[BEGIN]

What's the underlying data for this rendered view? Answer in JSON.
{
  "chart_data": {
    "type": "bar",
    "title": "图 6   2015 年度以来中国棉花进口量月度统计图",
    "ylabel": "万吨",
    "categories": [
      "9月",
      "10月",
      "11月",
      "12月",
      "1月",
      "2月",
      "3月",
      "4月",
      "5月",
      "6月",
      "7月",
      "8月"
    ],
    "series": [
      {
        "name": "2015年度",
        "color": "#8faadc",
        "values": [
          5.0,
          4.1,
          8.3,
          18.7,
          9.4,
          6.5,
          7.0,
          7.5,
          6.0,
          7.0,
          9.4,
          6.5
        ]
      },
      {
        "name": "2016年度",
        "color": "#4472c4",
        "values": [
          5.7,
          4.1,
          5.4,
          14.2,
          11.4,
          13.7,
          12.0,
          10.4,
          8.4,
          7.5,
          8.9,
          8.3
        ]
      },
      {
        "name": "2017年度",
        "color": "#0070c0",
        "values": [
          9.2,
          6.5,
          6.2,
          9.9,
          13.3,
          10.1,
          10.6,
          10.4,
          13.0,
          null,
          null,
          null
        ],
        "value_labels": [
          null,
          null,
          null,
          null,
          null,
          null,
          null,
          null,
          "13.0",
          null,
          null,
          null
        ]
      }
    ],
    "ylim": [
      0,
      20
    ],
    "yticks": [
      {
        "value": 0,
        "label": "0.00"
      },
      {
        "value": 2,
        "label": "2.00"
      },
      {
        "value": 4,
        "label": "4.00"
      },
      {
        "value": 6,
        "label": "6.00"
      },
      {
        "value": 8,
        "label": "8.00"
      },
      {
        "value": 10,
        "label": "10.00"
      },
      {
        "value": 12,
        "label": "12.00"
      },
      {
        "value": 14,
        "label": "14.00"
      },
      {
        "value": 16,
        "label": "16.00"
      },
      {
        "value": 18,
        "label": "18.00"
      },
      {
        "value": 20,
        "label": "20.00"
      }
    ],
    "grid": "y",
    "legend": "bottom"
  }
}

[END]

**Stated task:**
All of the data must be returned exactly.

**Exercise result:**
What's the underlying data for this rendered view? Answer in JSON.
{
  "chart_data": {
    "type": "bar",
    "title": "图 6   2015 年度以来中国棉花进口量月度统计图",
    "ylabel": "万吨",
    "categories": [
      "9月",
      "10月",
      "11月",
      "12月",
      "1月",
      "2月",
      "3月",
      "4月",
      "5月",
      "6月",
      "7月",
      "8月"
    ],
    "series": [
      {
        "name": "2015年度",
        "color": "#8faadc",
        "values": [
          5.0,
          4.1,
          8.3,
          18.7,
          9.4,
          6.5,
          7.0,
          7.5,
          6.0,
          7.0,
          9.4,
          6.5
        ]
      },
      {
        "name": "2016年度",
        "color": "#4472c4",
        "values": [
          5.7,
          4.1,
          5.4,
          14.2,
          11.4,
          13.7,
          12.0,
          10.4,
          8.4,
          7.5,
          8.9,
          8.3
        ]
      },
      {
        "name": "2017年度",
        "color": "#0070c0",
        "values": [
          9.2,
          6.5,
          6.2,
          9.9,
          13.3,
          10.1,
          10.6,
          10.4,
          13.0,
          null,
          null,
          null
        ],
        "value_labels": [
          null,
          null,
          null,
          null,
          null,
          null,
          null,
          null,
          "13.0",
          null,
          null,
          null
        ]
      }
    ],
    "ylim": [
      0,
      20
    ],
    "yticks": [
      {
        "value": 0,
        "label": "0.00"
      },
      {
        "value": 2,
        "label": "2.00"
      },
      {
        "value": 4,
        "label": "4.00"
      },
      {
        "value": 6,
        "label": "6.00"
      },
      {
        "value": 8,
        "label": "8.00"
      },
      {
        "value": 10,
        "label": "10.00"
      },
      {
        "value": 12,
        "label": "12.00"
      },
      {
        "value": 14,
        "label": "14.00"
      },
      {
        "value": 16,
        "label": "16.00"
      },
      {
        "value": 18,
        "label": "18.00"
      },
      {
        "value": 20,
        "label": "20.00"
      }
    ],
    "grid": "y",
    "legend": "bottom"
  }
}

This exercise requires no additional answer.